**MATERIAL SUPPLIED**
■ ■ ■ ■ ■ ■ ■

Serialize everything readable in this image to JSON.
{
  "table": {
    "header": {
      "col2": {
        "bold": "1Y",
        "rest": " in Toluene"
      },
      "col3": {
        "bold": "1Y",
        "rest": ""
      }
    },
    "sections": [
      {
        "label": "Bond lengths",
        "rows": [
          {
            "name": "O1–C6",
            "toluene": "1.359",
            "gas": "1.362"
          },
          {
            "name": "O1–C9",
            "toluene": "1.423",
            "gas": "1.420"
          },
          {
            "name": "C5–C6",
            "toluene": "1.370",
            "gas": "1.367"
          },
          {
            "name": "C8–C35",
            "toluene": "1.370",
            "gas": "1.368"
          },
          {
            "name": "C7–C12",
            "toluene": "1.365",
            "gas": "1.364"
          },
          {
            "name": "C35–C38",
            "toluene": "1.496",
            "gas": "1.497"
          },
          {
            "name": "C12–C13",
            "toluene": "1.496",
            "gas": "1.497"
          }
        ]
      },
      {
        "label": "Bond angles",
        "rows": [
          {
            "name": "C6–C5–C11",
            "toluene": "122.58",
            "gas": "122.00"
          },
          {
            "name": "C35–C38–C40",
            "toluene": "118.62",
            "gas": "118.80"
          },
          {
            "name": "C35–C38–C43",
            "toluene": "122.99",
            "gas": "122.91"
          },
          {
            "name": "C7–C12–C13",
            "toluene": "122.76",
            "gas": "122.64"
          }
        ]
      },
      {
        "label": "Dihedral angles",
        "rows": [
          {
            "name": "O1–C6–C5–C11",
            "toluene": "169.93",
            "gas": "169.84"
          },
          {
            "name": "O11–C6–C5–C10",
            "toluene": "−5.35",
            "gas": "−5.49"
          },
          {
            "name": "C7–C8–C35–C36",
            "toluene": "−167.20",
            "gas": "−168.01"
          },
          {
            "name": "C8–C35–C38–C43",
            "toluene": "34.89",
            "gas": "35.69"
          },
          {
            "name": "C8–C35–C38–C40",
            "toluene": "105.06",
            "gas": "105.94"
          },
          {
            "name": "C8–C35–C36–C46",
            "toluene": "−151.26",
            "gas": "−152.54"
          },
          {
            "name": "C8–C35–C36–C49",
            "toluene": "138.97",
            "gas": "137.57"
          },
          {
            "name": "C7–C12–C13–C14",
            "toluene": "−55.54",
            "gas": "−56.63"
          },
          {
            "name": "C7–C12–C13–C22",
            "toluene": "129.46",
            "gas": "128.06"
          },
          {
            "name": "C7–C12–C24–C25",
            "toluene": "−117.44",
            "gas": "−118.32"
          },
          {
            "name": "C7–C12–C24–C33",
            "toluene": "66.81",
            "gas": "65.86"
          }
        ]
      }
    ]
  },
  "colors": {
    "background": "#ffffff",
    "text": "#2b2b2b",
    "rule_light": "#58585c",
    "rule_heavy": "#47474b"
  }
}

■ ■ ■ ■ ■ ■ ■

**WHAT YOU SHOULD DO**
Hand back the material above in full, exactly as written.

**COMPLETE RESPONSE**
Serialize everything readable in this image to JSON.
{
  "table": {
    "header": {
      "col2": {
        "bold": "1Y",
        "rest": " in Toluene"
      },
      "col3": {
        "bold": "1Y",
        "rest": ""
      }
    },
    "sections": [
      {
        "label": "Bond lengths",
        "rows": [
          {
            "name": "O1–C6",
            "toluene": "1.359",
            "gas": "1.362"
          },
          {
            "name": "O1–C9",
            "toluene": "1.423",
            "gas": "1.420"
          },
          {
            "name": "C5–C6",
            "toluene": "1.370",
            "gas": "1.367"
          },
          {
            "name": "C8–C35",
            "toluene": "1.370",
            "gas": "1.368"
          },
          {
            "name": "C7–C12",
            "toluene": "1.365",
            "gas": "1.364"
          },
          {
            "name": "C35–C38",
            "toluene": "1.496",
            "gas": "1.497"
          },
          {
            "name": "C12–C13",
            "toluene": "1.496",
            "gas": "1.497"
          }
        ]
      },
      {
        "label": "Bond angles",
        "rows": [
          {
            "name": "C6–C5–C11",
            "toluene": "122.58",
            "gas": "122.00"
          },
          {
            "name": "C35–C38–C40",
            "toluene": "118.62",
            "gas": "118.80"
          },
          {
            "name": "C35–C38–C43",
            "toluene": "122.99",
            "gas": "122.91"
          },
          {
            "name": "C7–C12–C13",
            "toluene": "122.76",
            "gas": "122.64"
          }
        ]
      },
      {
        "label": "Dihedral angles",
        "rows": [
          {
            "name": "O1–C6–C5–C11",
            "toluene": "169.93",
            "gas": "169.84"
          },
          {
            "name": "O11–C6–C5–C10",
            "toluene": "−5.35",
            "gas": "−5.49"
          },
          {
            "name": "C7–C8–C35–C36",
            "toluene": "−167.20",
            "gas": "−168.01"
          },
          {
            "name": "C8–C35–C38–C43",
            "toluene": "34.89",
            "gas": "35.69"
          },
          {
            "name": "C8–C35–C38–C40",
            "toluene": "105.06",
            "gas": "105.94"
          },
          {
            "name": "C8–C35–C36–C46",
            "toluene": "−151.26",
            "gas": "−152.54"
          },
          {
            "name": "C8–C35–C36–C49",
            "toluene": "138.97",
            "gas": "137.57"
          },
          {
            "name": "C7–C12–C13–C14",
            "toluene": "−55.54",
            "gas": "−56.63"
          },
          {
            "name": "C7–C12–C13–C22",
            "toluene": "129.46",
            "gas": "128.06"
          },
          {
            "name": "C7–C12–C24–C25",
            "toluene": "−117.44",
            "gas": "−118.32"
          },
          {
            "name": "C7–C12–C24–C33",
            "toluene": "66.81",
            "gas": "65.86"
          }
        ]
      }
    ]
  },
  "colors": {
    "background": "#ffffff",
    "text": "#2b2b2b",
    "rule_light": "#58585c",
    "rule_heavy": "#47474b"
  }
}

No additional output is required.